_WRITTEN REQUEST_
Scan the records for the word "séparer". Copy each line that includes it.

########

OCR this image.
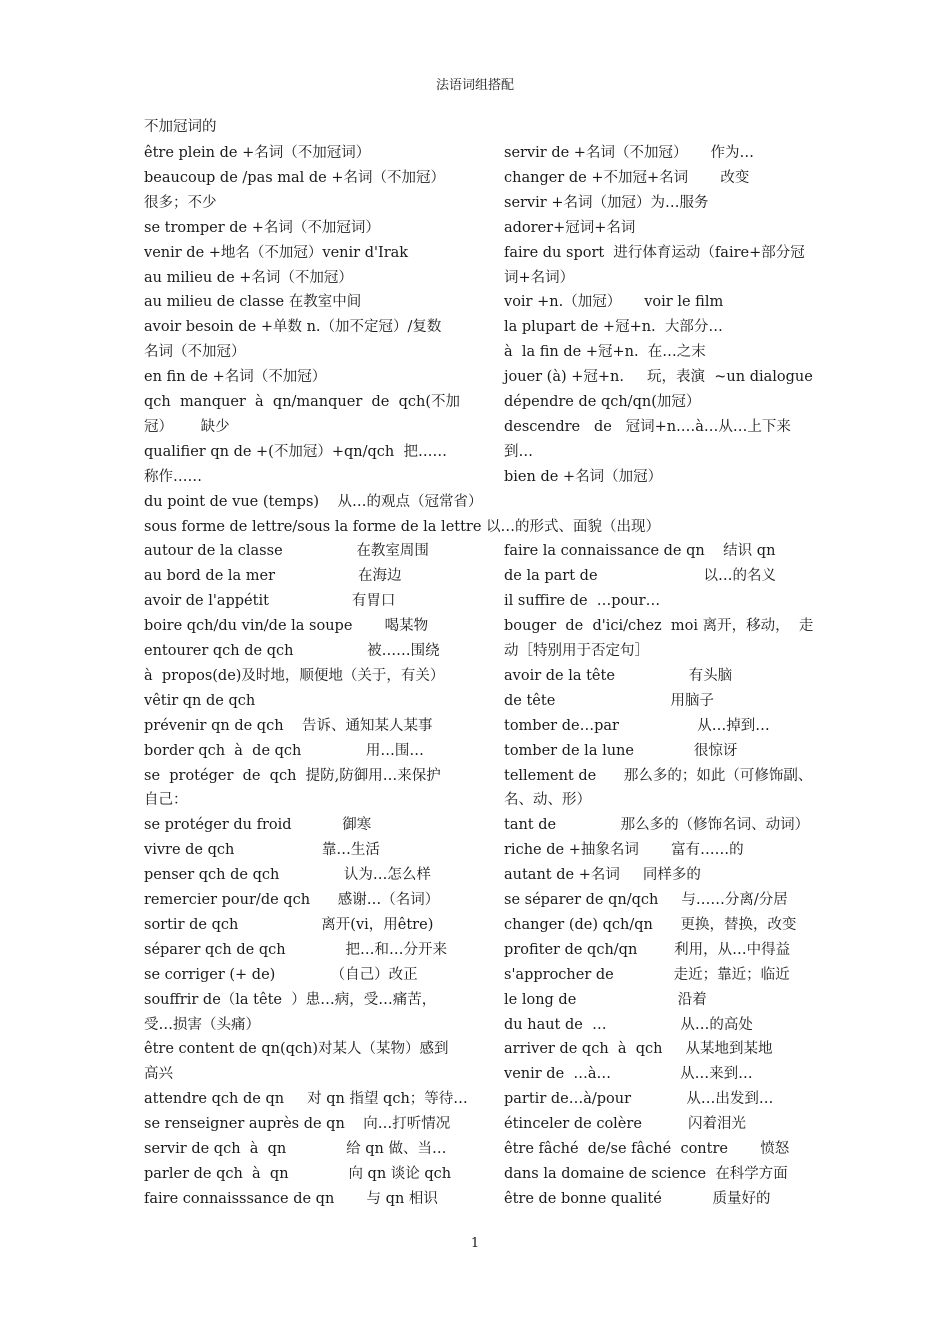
法语词组搭配
不加冠词的
être plein de +名词（不加冠词）
beaucoup de /pas mal de +名词（不加冠）
很多；不少
se tromper de +名词（不加冠词）
venir de +地名（不加冠）venir d'Irak
au milieu de +名词（不加冠）
au milieu de classe 在教室中间
avoir besoin de +单数 n.（加不定冠）/复数
名词（不加冠）
en fin de +名词（不加冠）
qch  manquer  à  qn/manquer  de  qch(不加
冠）      缺少
qualifier qn de +(不加冠）+qn/qch  把……
称作……
servir de +名词（不加冠）     作为…
changer de +不加冠+名词       改变
servir +名词（加冠）为…服务
adorer+冠词+名词
faire du sport  进行体育运动（faire+部分冠
词+名词）
voir +n.（加冠）     voir le film
la plupart de +冠+n.  大部分…
à  la fin de +冠+n.  在…之末
jouer (à) +冠+n.     玩，表演  ~un dialogue
dépendre de qch/qn(加冠）
descendre   de   冠词+n.…à…从…上下来
到…
bien de +名词（加冠）
du point de vue (temps)    从…的观点（冠常省）
sous forme de lettre/sous la forme de la lettre 以…的形式、面貌（出现）
autour de la classe                在教室周围
au bord de la mer                  在海边
avoir de l'appétit                  有胃口
boire qch/du vin/de la soupe       喝某物
entourer qch de qch                被……围绕
à  propos(de)及时地，顺便地（关于，有关）
vêtir qn de qch
prévenir qn de qch    告诉、通知某人某事
border qch  à  de qch              用…围…
se  protéger  de  qch  提防,防御用…来保护
自己：
se protéger du froid           御寒
vivre de qch                   靠…生活
penser qch de qch              认为…怎么样
remercier pour/de qch      感谢…（名词）
sortir de qch                  离开(vi，用être)
séparer qch de qch             把…和…分开来
se corriger (+ de)            （自己）改正
souffrir de（la tête  ）患…病，受…痛苦，
受…损害（头痛）
être content de qn(qch)对某人（某物）感到
高兴
attendre qch de qn     对 qn 指望 qch；等待…
se renseigner auprès de qn    向…打听情况
servir de qch  à  qn             给 qn 做、当…
parler de qch  à  qn             向 qn 谈论 qch
faire connaisssance de qn       与 qn 相识
faire la connaissance de qn    结识 qn
de la part de                       以…的名义
il suffire de  …pour…
bouger  de  d'ici/chez  moi 离开，移动，  走
动［特别用于否定句］
avoir de la tête                有头脑
de tête                         用脑子
tomber de…par                 从…掉到…
tomber de la lune             很惊讶
tellement de      那么多的；如此（可修饰副、
名、动、形）
tant de              那么多的（修饰名词、动词）
riche de +抽象名词       富有……的
autant de +名词     同样多的
se séparer de qn/qch     与……分离/分居
changer (de) qch/qn      更换，替换，改变
profiter de qch/qn        利用，从…中得益
s'approcher de             走近；靠近；临近
le long de                      沿着
du haut de  …                从…的高处
arriver de qch  à  qch     从某地到某地
venir de  …à…               从…来到…
partir de…à/pour            从…出发到…
étinceler de colère          闪着泪光
être fâché  de/se fâché  contre       愤怒
dans la domaine de science  在科学方面
être de bonne qualité           质量好的
1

########

_FULL RESPONSE_
séparer qch de qch             把…和…分开来
se séparer de qn/qch     与……分离/分居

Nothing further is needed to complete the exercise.